* _TASK TO COMPLETE_
Go through the entries below and collect each line with the string "future" in it.

(Stored records)
● ● ● ● ●

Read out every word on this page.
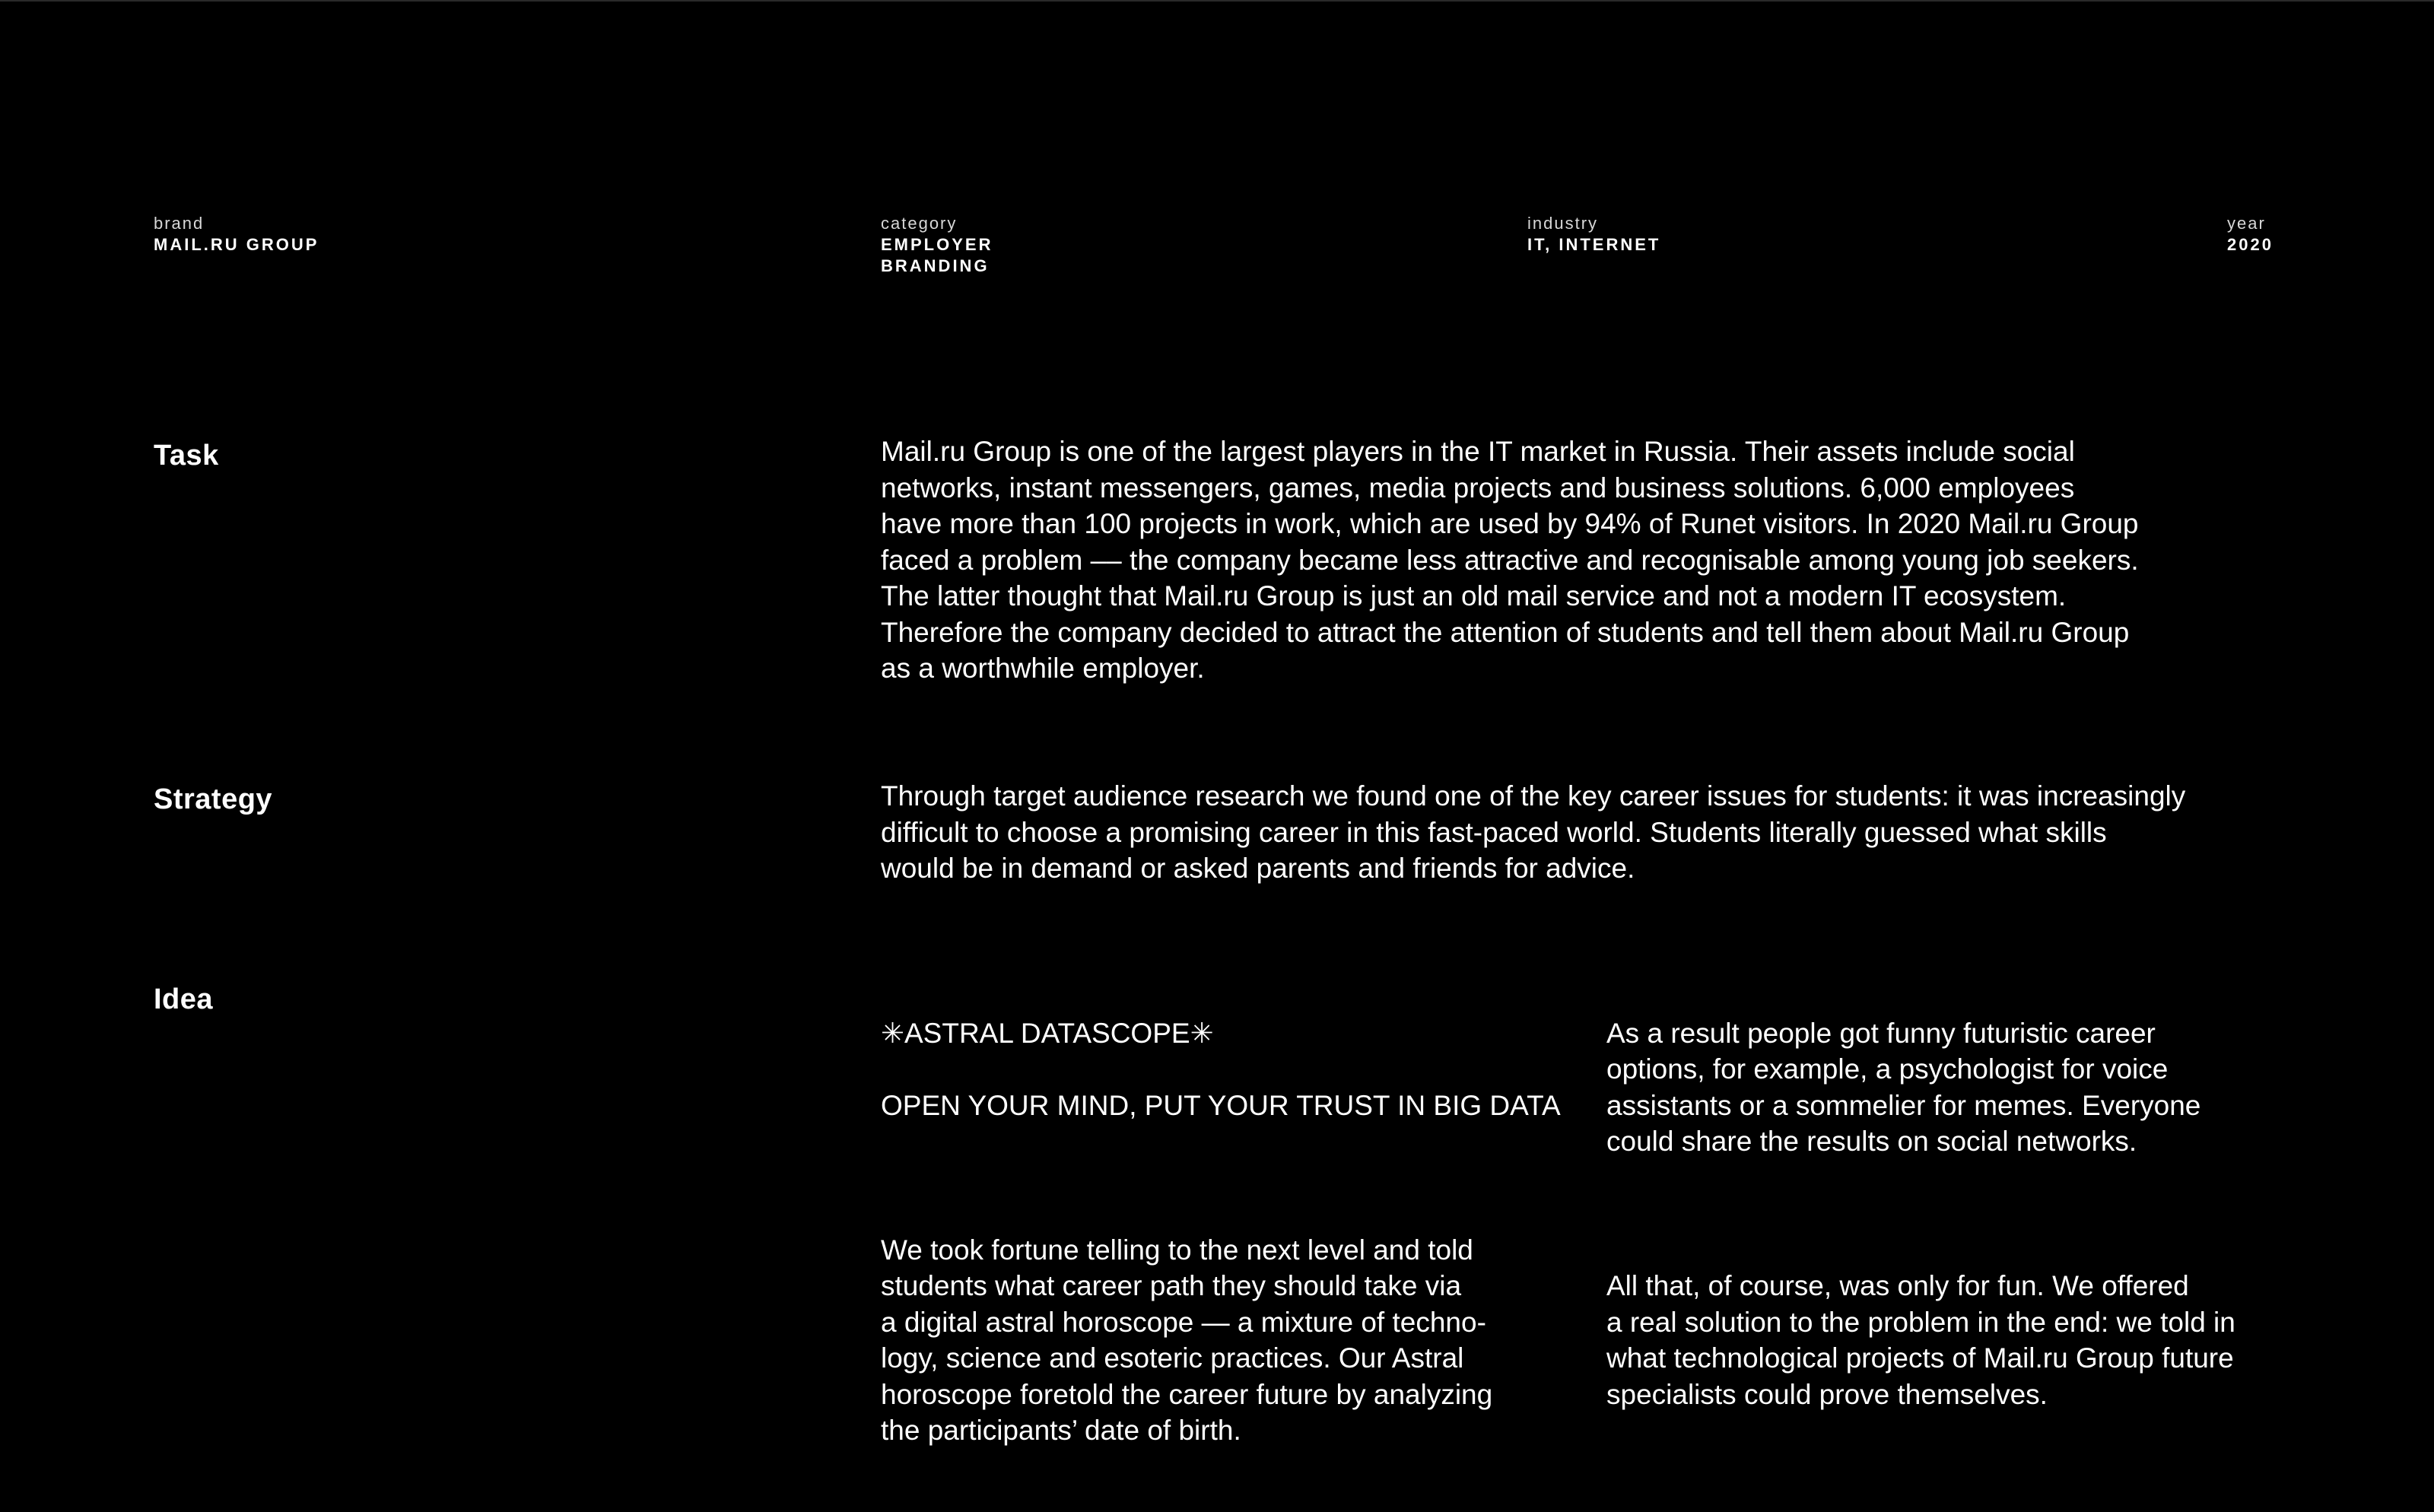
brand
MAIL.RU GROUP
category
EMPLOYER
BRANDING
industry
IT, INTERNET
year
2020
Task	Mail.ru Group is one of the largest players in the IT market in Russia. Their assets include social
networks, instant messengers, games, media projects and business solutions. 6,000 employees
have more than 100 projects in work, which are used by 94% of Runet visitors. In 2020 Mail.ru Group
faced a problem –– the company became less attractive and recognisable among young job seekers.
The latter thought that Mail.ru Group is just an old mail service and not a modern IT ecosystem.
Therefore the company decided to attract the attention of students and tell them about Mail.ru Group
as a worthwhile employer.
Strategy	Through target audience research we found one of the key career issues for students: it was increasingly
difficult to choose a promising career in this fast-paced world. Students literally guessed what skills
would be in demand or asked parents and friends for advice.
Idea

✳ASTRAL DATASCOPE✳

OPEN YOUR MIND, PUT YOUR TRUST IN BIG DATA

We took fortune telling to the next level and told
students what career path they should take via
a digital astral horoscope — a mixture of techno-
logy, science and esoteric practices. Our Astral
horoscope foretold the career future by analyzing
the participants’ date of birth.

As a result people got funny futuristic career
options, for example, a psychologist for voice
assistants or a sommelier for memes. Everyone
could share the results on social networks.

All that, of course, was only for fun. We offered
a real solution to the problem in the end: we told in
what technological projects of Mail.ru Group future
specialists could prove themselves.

● ● ● ● ●

* _SOLVED PROBLEM_
horoscope foretold the career future by analyzing
what technological projects of Mail.ru Group future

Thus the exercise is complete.